Give back the records below exactly, every one, with no pictures.

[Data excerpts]
------------------------------------

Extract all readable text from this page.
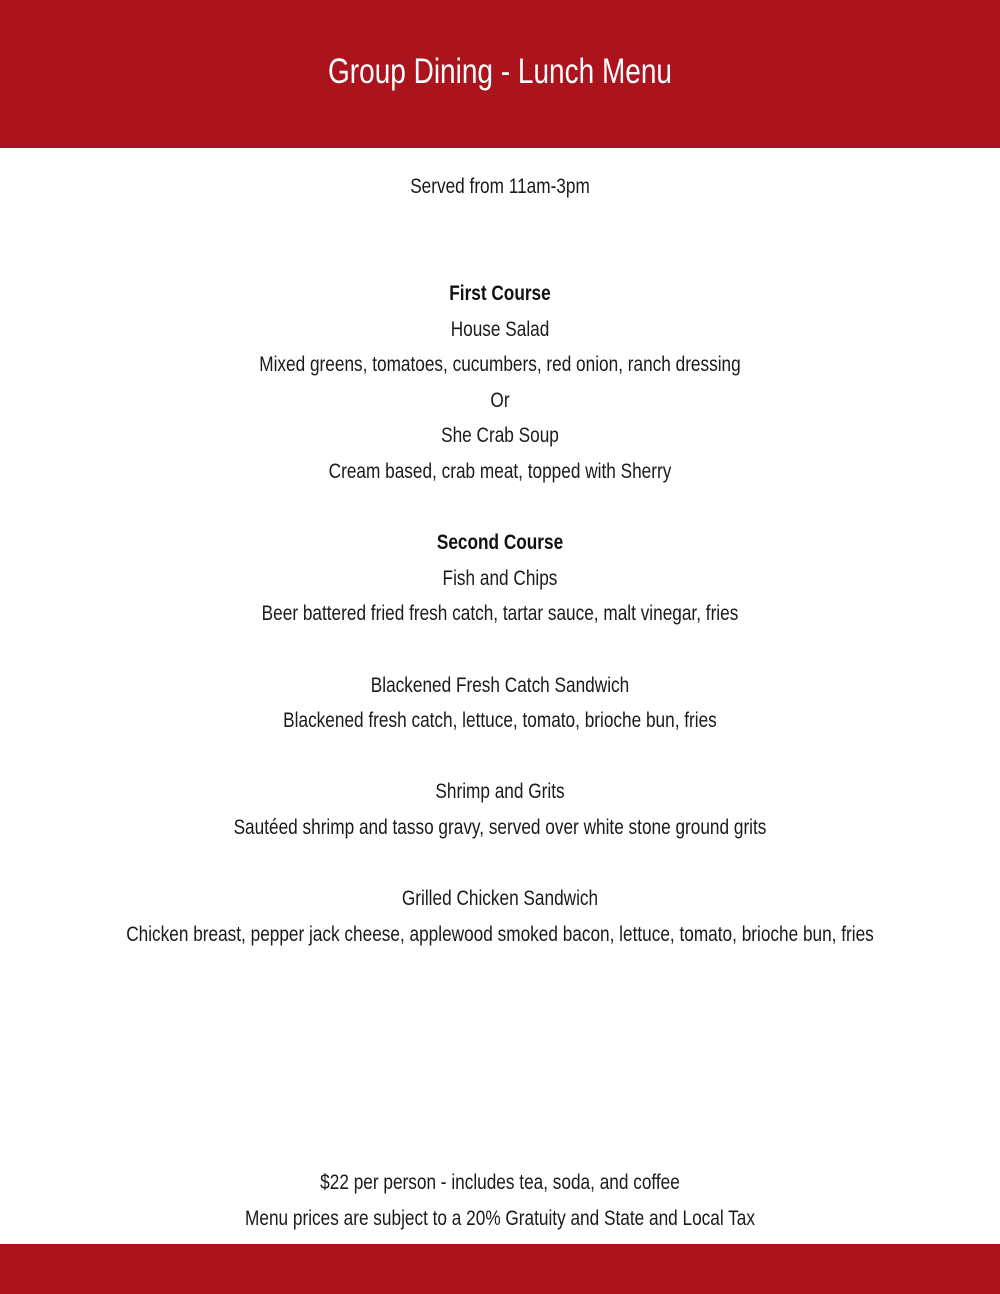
Group Dining - Lunch Menu
Served from 11am-3pm
First Course
House Salad
Mixed greens, tomatoes, cucumbers, red onion, ranch dressing
Or
She Crab Soup
Cream based, crab meat, topped with Sherry
Second Course
Fish and Chips
Beer battered fried fresh catch, tartar sauce, malt vinegar, fries
Blackened Fresh Catch Sandwich
Blackened fresh catch, lettuce, tomato, brioche bun, fries
Shrimp and Grits
Sautéed shrimp and tasso gravy, served over white stone ground grits
Grilled Chicken Sandwich
Chicken breast, pepper jack cheese, applewood smoked bacon, lettuce, tomato, brioche bun, fries
$22 per person - includes tea, soda, and coffee
Menu prices are subject to a 20% Gratuity and State and Local Tax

------------------------------------

**ANSWER IN FULL**
Extract all readable text from this page.
Group Dining - Lunch Menu
Served from 11am-3pm
First Course
House Salad
Mixed greens, tomatoes, cucumbers, red onion, ranch dressing
Or
She Crab Soup
Cream based, crab meat, topped with Sherry
Second Course
Fish and Chips
Beer battered fried fresh catch, tartar sauce, malt vinegar, fries
Blackened Fresh Catch Sandwich
Blackened fresh catch, lettuce, tomato, brioche bun, fries
Shrimp and Grits
Sautéed shrimp and tasso gravy, served over white stone ground grits
Grilled Chicken Sandwich
Chicken breast, pepper jack cheese, applewood smoked bacon, lettuce, tomato, brioche bun, fries
$22 per person - includes tea, soda, and coffee
Menu prices are subject to a 20% Gratuity and State and Local Tax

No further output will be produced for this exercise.